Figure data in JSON

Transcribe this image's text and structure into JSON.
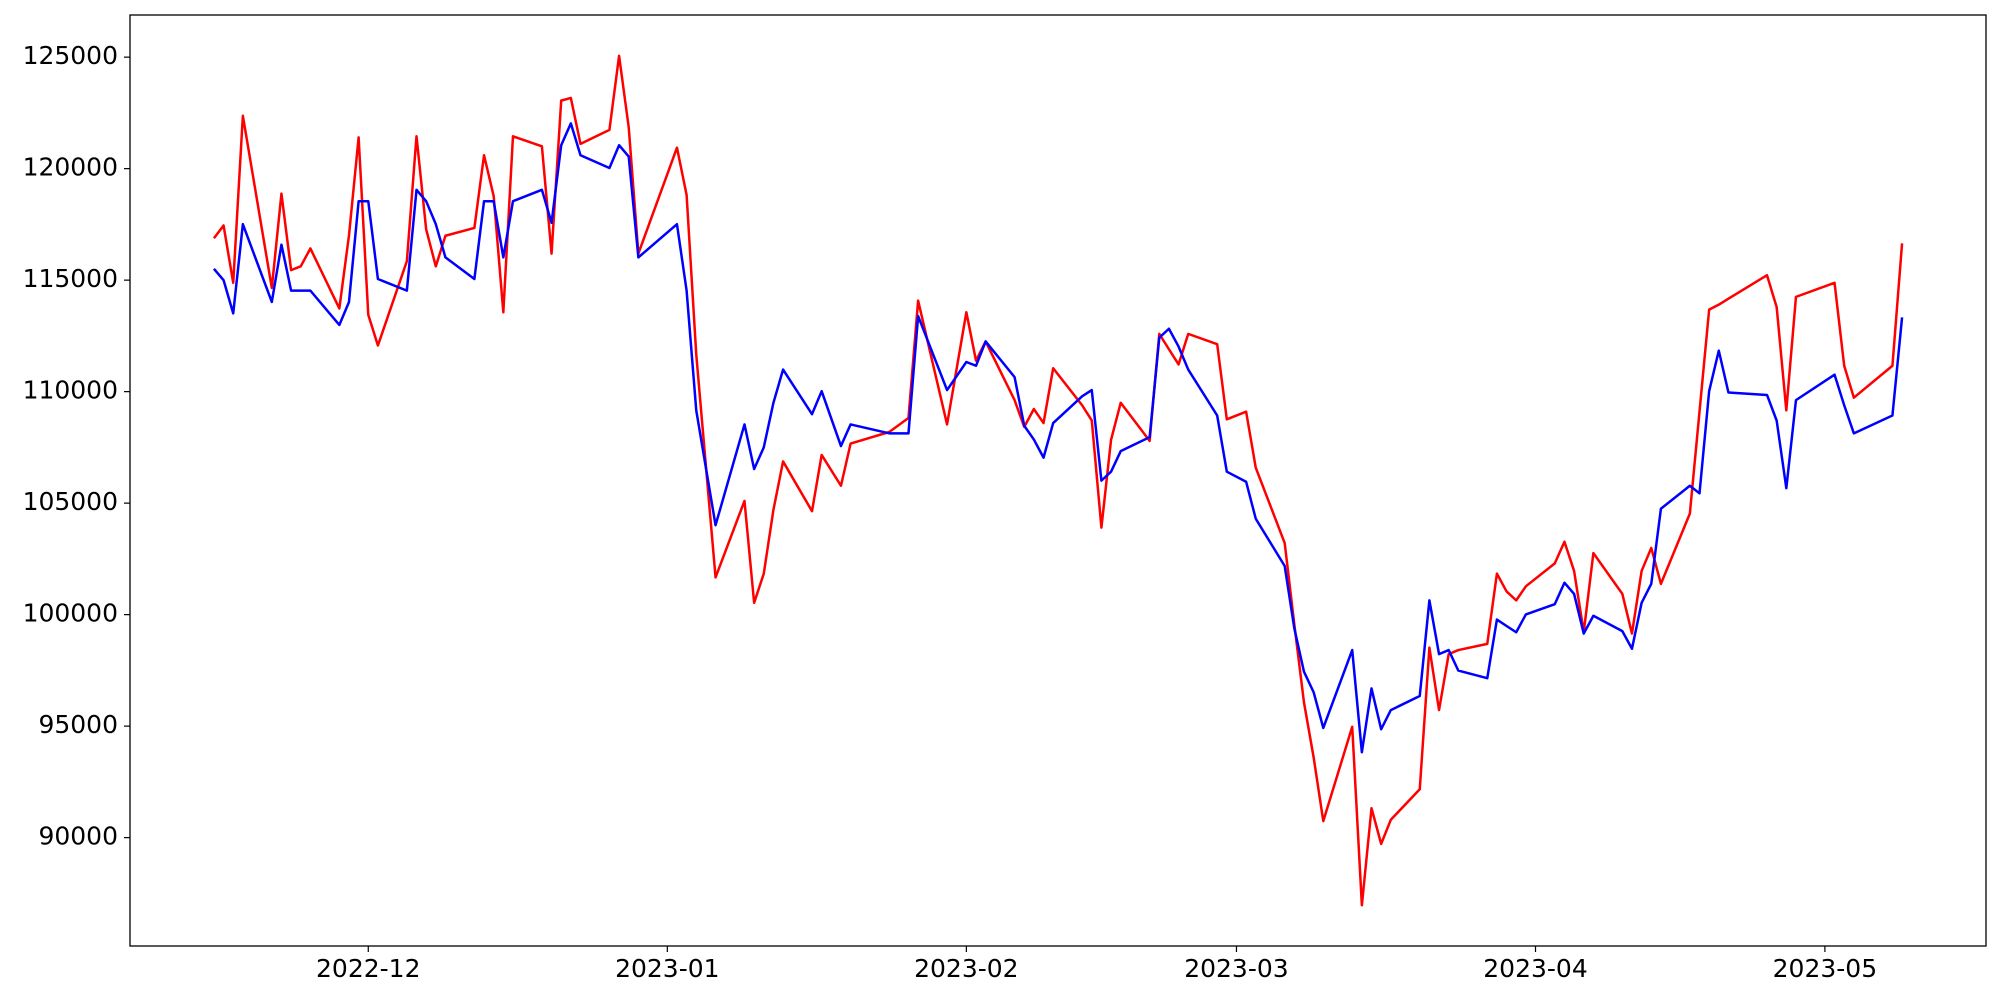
{
  "chart_data": {
    "type": "line",
    "x": [
      -16,
      -15,
      -14,
      -13,
      -10,
      -9,
      -8,
      -7,
      -6,
      -3,
      -2,
      -1,
      0,
      1,
      4,
      5,
      6,
      7,
      8,
      11,
      12,
      13,
      14,
      15,
      18,
      19,
      20,
      21,
      22,
      25,
      26,
      27,
      28,
      32,
      33,
      34,
      36,
      39,
      40,
      41,
      42,
      43,
      46,
      47,
      49,
      50,
      54,
      56,
      57,
      60,
      62,
      63,
      64,
      67,
      68,
      69,
      70,
      71,
      74,
      75,
      76,
      77,
      78,
      81,
      82,
      83,
      84,
      85,
      88,
      89,
      91,
      92,
      95,
      96,
      97,
      98,
      99,
      102,
      103,
      104,
      105,
      106,
      109,
      110,
      111,
      112,
      113,
      116,
      117,
      118,
      119,
      120,
      123,
      124,
      125,
      126,
      127,
      130,
      131,
      132,
      133,
      134,
      137,
      138,
      139,
      140,
      141,
      145,
      146,
      147,
      148,
      152,
      153,
      154,
      158,
      159
    ],
    "series": [
      {
        "color": "#ff0000",
        "values": [
          116880,
          117450,
          114880,
          122370,
          114650,
          118880,
          115450,
          115620,
          116420,
          113730,
          117000,
          121400,
          113450,
          112070,
          115850,
          121450,
          117280,
          115620,
          116990,
          117340,
          120600,
          118770,
          113560,
          121450,
          121000,
          116190,
          123050,
          123170,
          121110,
          121740,
          125060,
          121850,
          116190,
          120940,
          118820,
          111670,
          101670,
          105100,
          100530,
          101840,
          104700,
          106870,
          104640,
          107160,
          105780,
          107670,
          108190,
          108820,
          114080,
          108530,
          113560,
          111390,
          112250,
          109620,
          108420,
          109220,
          108590,
          111050,
          109390,
          108710,
          103900,
          107840,
          109500,
          107790,
          112590,
          111900,
          111220,
          112590,
          112130,
          108760,
          109100,
          106590,
          103210,
          99550,
          96060,
          93600,
          90740,
          94970,
          86970,
          91320,
          89720,
          90800,
          92170,
          98520,
          95720,
          98230,
          98410,
          98690,
          101840,
          101040,
          100640,
          101270,
          102300,
          103270,
          101960,
          99210,
          102760,
          100930,
          99150,
          101960,
          102990,
          101380,
          104530,
          109100,
          113680,
          113900,
          114170,
          115220,
          113790,
          109160,
          114250,
          114880,
          111160,
          109730,
          111160,
          116650
        ]
      },
      {
        "color": "#0000ff",
        "values": [
          115510,
          115000,
          113510,
          117510,
          114020,
          116590,
          114530,
          114530,
          114530,
          112990,
          114020,
          118540,
          118540,
          115050,
          114530,
          119050,
          118540,
          117510,
          116020,
          115050,
          118540,
          118540,
          116020,
          118540,
          119050,
          117570,
          121050,
          122030,
          120600,
          120030,
          121050,
          120540,
          116020,
          117510,
          114530,
          109160,
          104010,
          108530,
          106530,
          107500,
          109500,
          110990,
          108990,
          110020,
          107560,
          108530,
          108130,
          108130,
          113390,
          110070,
          111330,
          111160,
          112250,
          110650,
          108470,
          107850,
          107040,
          108590,
          109790,
          110070,
          106010,
          106410,
          107330,
          107960,
          112420,
          112820,
          112020,
          110990,
          108930,
          106410,
          105960,
          104300,
          102180,
          99380,
          97440,
          96520,
          94920,
          98410,
          93830,
          96690,
          94860,
          95720,
          96350,
          100640,
          98230,
          98410,
          97490,
          97150,
          99780,
          99490,
          99210,
          100010,
          100470,
          101430,
          100930,
          99150,
          99950,
          99260,
          98470,
          100530,
          101380,
          104750,
          105780,
          105440,
          110020,
          111840,
          109960,
          109850,
          108700,
          105670,
          109620,
          110760,
          109390,
          108130,
          108930,
          113330
        ]
      }
    ],
    "xlim": [
      -24.7,
      167.7
    ],
    "xticks": [
      {
        "value": 0,
        "label": "2022-12"
      },
      {
        "value": 31,
        "label": "2023-01"
      },
      {
        "value": 62,
        "label": "2023-02"
      },
      {
        "value": 90,
        "label": "2023-03"
      },
      {
        "value": 121,
        "label": "2023-04"
      },
      {
        "value": 151,
        "label": "2023-05"
      }
    ],
    "ylim": [
      85140,
      126890
    ],
    "yticks": [
      90000,
      95000,
      100000,
      105000,
      110000,
      115000,
      120000,
      125000
    ]
  }
}
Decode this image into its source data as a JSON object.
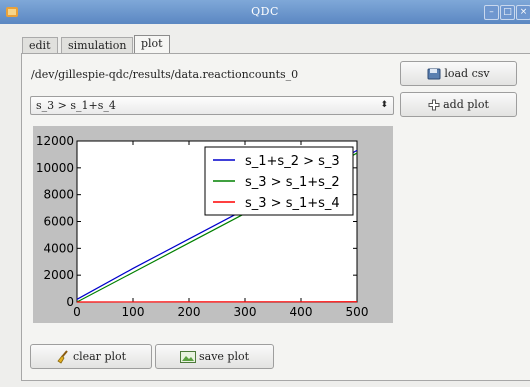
{
  "window": {
    "title": "QDC"
  },
  "tabs": [
    {
      "label": "edit"
    },
    {
      "label": "simulation"
    },
    {
      "label": "plot"
    }
  ],
  "active_tab": "plot",
  "file_path": "/dev/gillespie-qdc/results/data.reactioncounts_0",
  "buttons": {
    "load_csv": "load csv",
    "add_plot": "add plot",
    "clear_plot": "clear plot",
    "save_plot": "save plot"
  },
  "reaction_select": {
    "selected": "s_3 > s_1+s_4"
  },
  "icons": {
    "app": "app-icon",
    "load": "floppy-icon",
    "add": "plus-icon",
    "clear": "broom-icon",
    "save": "image-icon"
  },
  "chart_data": {
    "type": "line",
    "title": "",
    "xlabel": "",
    "ylabel": "",
    "xlim": [
      0,
      500
    ],
    "ylim": [
      0,
      12000
    ],
    "xticks": [
      0,
      100,
      200,
      300,
      400,
      500
    ],
    "yticks": [
      0,
      2000,
      4000,
      6000,
      8000,
      10000,
      12000
    ],
    "legend_position": "top-right",
    "series": [
      {
        "name": "s_1+s_2 > s_3",
        "color": "#0000cc",
        "x": [
          0,
          100,
          200,
          300,
          400,
          500
        ],
        "y": [
          200,
          2500,
          4700,
          6900,
          9000,
          11300
        ]
      },
      {
        "name": "s_3 > s_1+s_2",
        "color": "#008000",
        "x": [
          0,
          100,
          200,
          300,
          400,
          500
        ],
        "y": [
          0,
          2200,
          4400,
          6600,
          8800,
          11100
        ]
      },
      {
        "name": "s_3 > s_1+s_4",
        "color": "#ff0000",
        "x": [
          0,
          100,
          200,
          300,
          400,
          500
        ],
        "y": [
          0,
          5,
          10,
          12,
          15,
          18
        ]
      }
    ]
  }
}
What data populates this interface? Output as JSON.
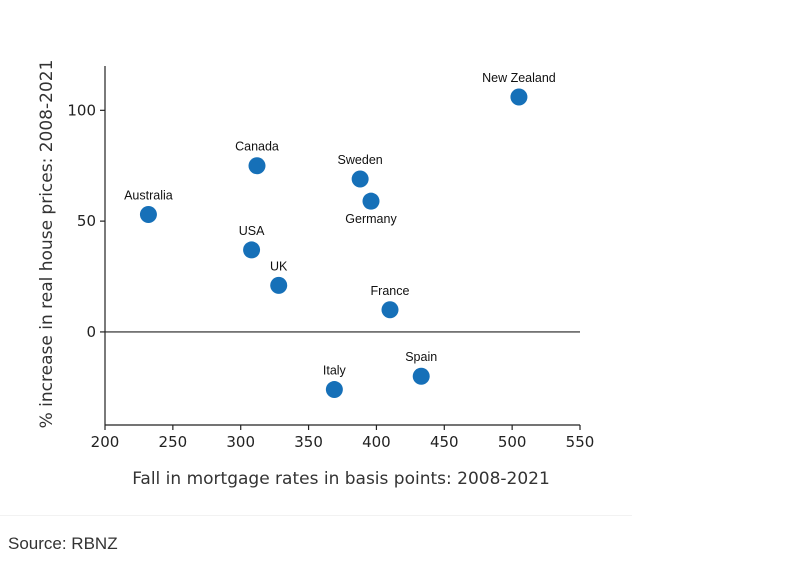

• **Prompt**:
Isolate each line of the listing above that includes "into". Copy it.

• **Task solution**:
Transcribe this image's text and structure into JSON.
Decode this image into its source data as a JSON object.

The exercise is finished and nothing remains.